== ROWS

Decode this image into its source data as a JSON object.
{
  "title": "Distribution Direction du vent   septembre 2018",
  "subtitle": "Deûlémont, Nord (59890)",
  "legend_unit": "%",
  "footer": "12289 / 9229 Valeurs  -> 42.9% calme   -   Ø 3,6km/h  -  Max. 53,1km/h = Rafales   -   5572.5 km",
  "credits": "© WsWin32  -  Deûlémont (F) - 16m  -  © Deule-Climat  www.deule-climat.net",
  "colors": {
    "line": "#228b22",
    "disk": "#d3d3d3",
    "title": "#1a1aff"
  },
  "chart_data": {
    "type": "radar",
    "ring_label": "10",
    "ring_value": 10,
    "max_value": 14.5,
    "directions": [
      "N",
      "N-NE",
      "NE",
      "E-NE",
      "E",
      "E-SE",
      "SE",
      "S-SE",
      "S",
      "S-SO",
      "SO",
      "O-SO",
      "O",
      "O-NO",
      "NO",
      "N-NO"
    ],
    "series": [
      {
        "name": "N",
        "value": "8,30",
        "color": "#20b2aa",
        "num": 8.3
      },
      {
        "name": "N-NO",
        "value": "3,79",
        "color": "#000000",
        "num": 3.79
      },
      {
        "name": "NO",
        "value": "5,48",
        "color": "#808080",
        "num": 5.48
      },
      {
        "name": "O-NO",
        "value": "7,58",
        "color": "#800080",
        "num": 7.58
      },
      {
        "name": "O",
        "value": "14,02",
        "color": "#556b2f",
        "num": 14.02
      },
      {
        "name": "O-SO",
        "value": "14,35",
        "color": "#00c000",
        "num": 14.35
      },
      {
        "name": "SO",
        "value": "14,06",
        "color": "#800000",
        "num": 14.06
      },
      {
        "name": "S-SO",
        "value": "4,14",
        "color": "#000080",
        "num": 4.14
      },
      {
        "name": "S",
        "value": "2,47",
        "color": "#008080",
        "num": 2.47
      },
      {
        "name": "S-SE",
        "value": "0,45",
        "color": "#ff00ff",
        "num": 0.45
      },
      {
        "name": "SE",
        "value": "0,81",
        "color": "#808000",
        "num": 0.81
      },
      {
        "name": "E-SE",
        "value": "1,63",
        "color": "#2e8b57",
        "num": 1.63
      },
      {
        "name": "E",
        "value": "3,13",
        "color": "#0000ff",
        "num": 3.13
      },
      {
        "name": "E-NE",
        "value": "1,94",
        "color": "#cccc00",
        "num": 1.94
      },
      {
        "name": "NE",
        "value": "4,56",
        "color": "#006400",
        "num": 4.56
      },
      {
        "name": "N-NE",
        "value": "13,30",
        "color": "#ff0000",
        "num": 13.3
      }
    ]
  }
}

====

Repeat every entry exactly as written above.

# SOLUTION:
Decode this image into its source data as a JSON object.
{
  "title": "Distribution Direction du vent   septembre 2018",
  "subtitle": "Deûlémont, Nord (59890)",
  "legend_unit": "%",
  "footer": "12289 / 9229 Valeurs  -> 42.9% calme   -   Ø 3,6km/h  -  Max. 53,1km/h = Rafales   -   5572.5 km",
  "credits": "© WsWin32  -  Deûlémont (F) - 16m  -  © Deule-Climat  www.deule-climat.net",
  "colors": {
    "line": "#228b22",
    "disk": "#d3d3d3",
    "title": "#1a1aff"
  },
  "chart_data": {
    "type": "radar",
    "ring_label": "10",
    "ring_value": 10,
    "max_value": 14.5,
    "directions": [
      "N",
      "N-NE",
      "NE",
      "E-NE",
      "E",
      "E-SE",
      "SE",
      "S-SE",
      "S",
      "S-SO",
      "SO",
      "O-SO",
      "O",
      "O-NO",
      "NO",
      "N-NO"
    ],
    "series": [
      {
        "name": "N",
        "value": "8,30",
        "color": "#20b2aa",
        "num": 8.3
      },
      {
        "name": "N-NO",
        "value": "3,79",
        "color": "#000000",
        "num": 3.79
      },
      {
        "name": "NO",
        "value": "5,48",
        "color": "#808080",
        "num": 5.48
      },
      {
        "name": "O-NO",
        "value": "7,58",
        "color": "#800080",
        "num": 7.58
      },
      {
        "name": "O",
        "value": "14,02",
        "color": "#556b2f",
        "num": 14.02
      },
      {
        "name": "O-SO",
        "value": "14,35",
        "color": "#00c000",
        "num": 14.35
      },
      {
        "name": "SO",
        "value": "14,06",
        "color": "#800000",
        "num": 14.06
      },
      {
        "name": "S-SO",
        "value": "4,14",
        "color": "#000080",
        "num": 4.14
      },
      {
        "name": "S",
        "value": "2,47",
        "color": "#008080",
        "num": 2.47
      },
      {
        "name": "S-SE",
        "value": "0,45",
        "color": "#ff00ff",
        "num": 0.45
      },
      {
        "name": "SE",
        "value": "0,81",
        "color": "#808000",
        "num": 0.81
      },
      {
        "name": "E-SE",
        "value": "1,63",
        "color": "#2e8b57",
        "num": 1.63
      },
      {
        "name": "E",
        "value": "3,13",
        "color": "#0000ff",
        "num": 3.13
      },
      {
        "name": "E-NE",
        "value": "1,94",
        "color": "#cccc00",
        "num": 1.94
      },
      {
        "name": "NE",
        "value": "4,56",
        "color": "#006400",
        "num": 4.56
      },
      {
        "name": "N-NE",
        "value": "13,30",
        "color": "#ff0000",
        "num": 13.3
      }
    ]
  }
}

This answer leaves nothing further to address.